● **Information given**:

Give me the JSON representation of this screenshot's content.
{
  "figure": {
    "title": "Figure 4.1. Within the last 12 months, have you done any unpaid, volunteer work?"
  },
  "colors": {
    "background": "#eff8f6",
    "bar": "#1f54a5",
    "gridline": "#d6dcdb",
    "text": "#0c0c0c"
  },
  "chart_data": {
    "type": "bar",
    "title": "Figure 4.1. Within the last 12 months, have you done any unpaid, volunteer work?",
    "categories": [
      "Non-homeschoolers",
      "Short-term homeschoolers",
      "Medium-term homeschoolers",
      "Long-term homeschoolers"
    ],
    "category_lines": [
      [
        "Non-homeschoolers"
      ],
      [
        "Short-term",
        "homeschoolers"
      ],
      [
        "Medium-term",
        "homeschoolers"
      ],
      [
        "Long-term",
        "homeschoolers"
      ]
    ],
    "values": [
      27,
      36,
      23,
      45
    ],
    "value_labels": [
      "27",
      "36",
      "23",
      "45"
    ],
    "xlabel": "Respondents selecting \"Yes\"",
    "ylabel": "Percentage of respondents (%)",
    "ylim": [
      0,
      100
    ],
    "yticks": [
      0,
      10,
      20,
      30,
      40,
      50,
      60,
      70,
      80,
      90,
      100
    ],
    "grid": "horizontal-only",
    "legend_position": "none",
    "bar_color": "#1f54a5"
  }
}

● **Your task**: Output every line above without altering anything.

● **Task result**:
Give me the JSON representation of this screenshot's content.
{
  "figure": {
    "title": "Figure 4.1. Within the last 12 months, have you done any unpaid, volunteer work?"
  },
  "colors": {
    "background": "#eff8f6",
    "bar": "#1f54a5",
    "gridline": "#d6dcdb",
    "text": "#0c0c0c"
  },
  "chart_data": {
    "type": "bar",
    "title": "Figure 4.1. Within the last 12 months, have you done any unpaid, volunteer work?",
    "categories": [
      "Non-homeschoolers",
      "Short-term homeschoolers",
      "Medium-term homeschoolers",
      "Long-term homeschoolers"
    ],
    "category_lines": [
      [
        "Non-homeschoolers"
      ],
      [
        "Short-term",
        "homeschoolers"
      ],
      [
        "Medium-term",
        "homeschoolers"
      ],
      [
        "Long-term",
        "homeschoolers"
      ]
    ],
    "values": [
      27,
      36,
      23,
      45
    ],
    "value_labels": [
      "27",
      "36",
      "23",
      "45"
    ],
    "xlabel": "Respondents selecting \"Yes\"",
    "ylabel": "Percentage of respondents (%)",
    "ylim": [
      0,
      100
    ],
    "yticks": [
      0,
      10,
      20,
      30,
      40,
      50,
      60,
      70,
      80,
      90,
      100
    ],
    "grid": "horizontal-only",
    "legend_position": "none",
    "bar_color": "#1f54a5"
  }
}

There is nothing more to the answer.